> _WRITTEN INSTRUCTION_: Transcribe the entries below exactly.

> _DATA PROVIDED_:
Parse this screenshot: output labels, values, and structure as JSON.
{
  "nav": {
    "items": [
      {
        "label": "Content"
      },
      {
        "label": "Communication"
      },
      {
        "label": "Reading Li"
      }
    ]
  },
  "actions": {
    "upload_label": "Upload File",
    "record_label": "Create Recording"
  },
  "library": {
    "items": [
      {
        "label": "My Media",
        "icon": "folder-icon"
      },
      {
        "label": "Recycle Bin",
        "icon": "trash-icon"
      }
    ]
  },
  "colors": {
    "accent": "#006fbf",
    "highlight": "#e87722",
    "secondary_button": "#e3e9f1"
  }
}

> _RESPONSE BELOW_:
Parse this screenshot: output labels, values, and structure as JSON.
{
  "nav": {
    "items": [
      {
        "label": "Content"
      },
      {
        "label": "Communication"
      },
      {
        "label": "Reading Li"
      }
    ]
  },
  "actions": {
    "upload_label": "Upload File",
    "record_label": "Create Recording"
  },
  "library": {
    "items": [
      {
        "label": "My Media",
        "icon": "folder-icon"
      },
      {
        "label": "Recycle Bin",
        "icon": "trash-icon"
      }
    ]
  },
  "colors": {
    "accent": "#006fbf",
    "highlight": "#e87722",
    "secondary_button": "#e3e9f1"
  }
}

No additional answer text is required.